WHAT TO DO:
Filter the listing below, copying every line in which the word "NVIDIA" appears.
·····
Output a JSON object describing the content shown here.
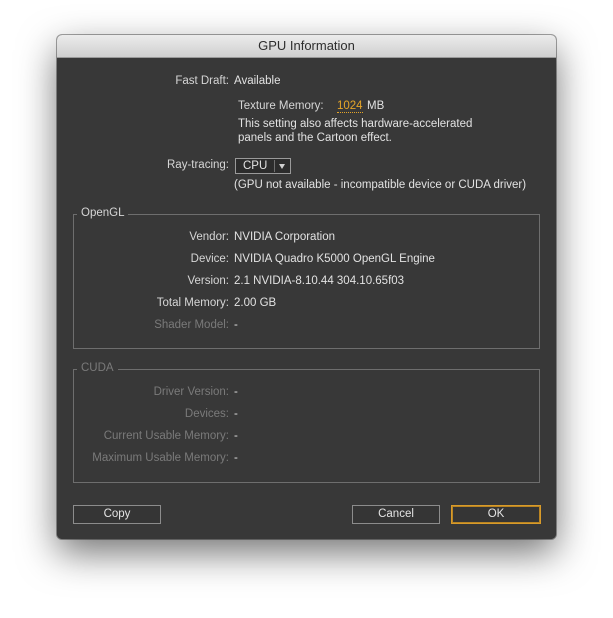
{
  "window": {
    "title": "GPU Information"
  },
  "fast_draft": {
    "label": "Fast Draft:",
    "value": "Available"
  },
  "texture_memory": {
    "label": "Texture Memory:",
    "value": "1024",
    "unit": "MB",
    "note_line1": "This setting also affects hardware-accelerated",
    "note_line2": "panels and the Cartoon effect."
  },
  "ray_tracing": {
    "label": "Ray-tracing:",
    "selected": "CPU",
    "note": "(GPU not available - incompatible device or CUDA driver)"
  },
  "opengl": {
    "title": "OpenGL",
    "rows": [
      {
        "label": "Vendor:",
        "value": "NVIDIA Corporation"
      },
      {
        "label": "Device:",
        "value": "NVIDIA Quadro K5000 OpenGL Engine"
      },
      {
        "label": "Version:",
        "value": "2.1 NVIDIA-8.10.44 304.10.65f03"
      },
      {
        "label": "Total Memory:",
        "value": "2.00 GB"
      },
      {
        "label": "Shader Model:",
        "value": "-"
      }
    ]
  },
  "cuda": {
    "title": "CUDA",
    "rows": [
      {
        "label": "Driver Version:",
        "value": "-"
      },
      {
        "label": "Devices:",
        "value": "-"
      },
      {
        "label": "Current Usable Memory:",
        "value": "-"
      },
      {
        "label": "Maximum Usable Memory:",
        "value": "-"
      }
    ]
  },
  "buttons": {
    "copy": "Copy",
    "cancel": "Cancel",
    "ok": "OK"
  },
  "colors": {
    "background": "#383838",
    "accent": "#e6a528",
    "text": "#e2e2e2",
    "disabled_text": "#7a7a7a"
  }
}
·····
EXERCISE SOLUTION:
        "value": "NVIDIA Corporation"
        "value": "NVIDIA Quadro K5000 OpenGL Engine"
        "value": "2.1 NVIDIA-8.10.44 304.10.65f03"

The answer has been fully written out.